▸ Set exercise:
Determine which lines contain the word "torfol", then copy those lines.

* BEGIN *

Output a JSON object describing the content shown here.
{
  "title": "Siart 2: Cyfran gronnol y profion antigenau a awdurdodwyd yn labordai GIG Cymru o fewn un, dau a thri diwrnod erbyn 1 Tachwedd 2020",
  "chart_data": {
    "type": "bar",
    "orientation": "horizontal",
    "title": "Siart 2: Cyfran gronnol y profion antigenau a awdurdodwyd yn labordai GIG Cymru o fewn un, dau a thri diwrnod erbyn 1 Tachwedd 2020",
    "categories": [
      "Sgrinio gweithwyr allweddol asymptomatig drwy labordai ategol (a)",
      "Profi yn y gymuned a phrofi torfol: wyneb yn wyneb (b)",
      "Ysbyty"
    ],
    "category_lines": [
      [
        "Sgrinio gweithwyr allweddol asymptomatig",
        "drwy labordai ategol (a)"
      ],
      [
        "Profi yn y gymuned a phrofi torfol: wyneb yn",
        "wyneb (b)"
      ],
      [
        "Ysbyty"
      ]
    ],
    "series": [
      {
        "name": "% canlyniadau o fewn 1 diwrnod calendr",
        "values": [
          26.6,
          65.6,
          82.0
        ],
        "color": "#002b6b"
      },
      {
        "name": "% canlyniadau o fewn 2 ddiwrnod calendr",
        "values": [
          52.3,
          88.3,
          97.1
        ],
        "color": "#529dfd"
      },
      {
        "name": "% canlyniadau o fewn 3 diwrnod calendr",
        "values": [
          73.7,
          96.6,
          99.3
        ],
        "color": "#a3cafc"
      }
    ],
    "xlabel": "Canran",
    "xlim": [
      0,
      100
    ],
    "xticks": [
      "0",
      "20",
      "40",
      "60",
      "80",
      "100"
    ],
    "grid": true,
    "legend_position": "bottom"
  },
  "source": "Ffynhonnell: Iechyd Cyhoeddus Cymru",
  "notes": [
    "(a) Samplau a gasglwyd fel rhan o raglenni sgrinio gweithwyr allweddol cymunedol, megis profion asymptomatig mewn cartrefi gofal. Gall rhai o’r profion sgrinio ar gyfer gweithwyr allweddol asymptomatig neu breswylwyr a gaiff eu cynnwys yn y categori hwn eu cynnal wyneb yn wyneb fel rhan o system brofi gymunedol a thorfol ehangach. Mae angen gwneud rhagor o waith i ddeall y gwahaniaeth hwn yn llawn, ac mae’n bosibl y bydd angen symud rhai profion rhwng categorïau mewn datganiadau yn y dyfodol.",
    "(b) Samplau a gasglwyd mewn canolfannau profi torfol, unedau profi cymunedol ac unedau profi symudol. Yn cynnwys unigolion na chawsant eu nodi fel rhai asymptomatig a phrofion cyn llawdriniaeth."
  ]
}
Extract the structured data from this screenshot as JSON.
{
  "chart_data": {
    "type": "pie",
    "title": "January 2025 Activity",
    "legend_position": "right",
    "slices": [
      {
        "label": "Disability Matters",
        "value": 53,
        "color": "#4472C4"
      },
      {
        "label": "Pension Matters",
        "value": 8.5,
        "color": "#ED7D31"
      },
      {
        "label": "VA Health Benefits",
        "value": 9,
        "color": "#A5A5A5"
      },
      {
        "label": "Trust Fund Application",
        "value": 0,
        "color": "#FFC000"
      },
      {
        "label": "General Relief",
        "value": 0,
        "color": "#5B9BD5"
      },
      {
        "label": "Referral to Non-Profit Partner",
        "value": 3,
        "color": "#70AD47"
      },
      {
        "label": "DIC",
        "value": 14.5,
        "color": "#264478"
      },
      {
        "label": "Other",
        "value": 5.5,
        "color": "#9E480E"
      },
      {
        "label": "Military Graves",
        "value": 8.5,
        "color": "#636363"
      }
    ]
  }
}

* END *

▸ Solution to the problem:
      "Profi yn y gymuned a phrofi torfol: wyneb yn wyneb (b)",
        "Profi yn y gymuned a phrofi torfol: wyneb yn",
    "(b) Samplau a gasglwyd mewn canolfannau profi torfol, unedau profi cymunedol ac unedau profi symudol. Yn cynnwys unigolion na chawsant eu nodi fel rhai asymptomatig a phrofion cyn llawdriniaeth."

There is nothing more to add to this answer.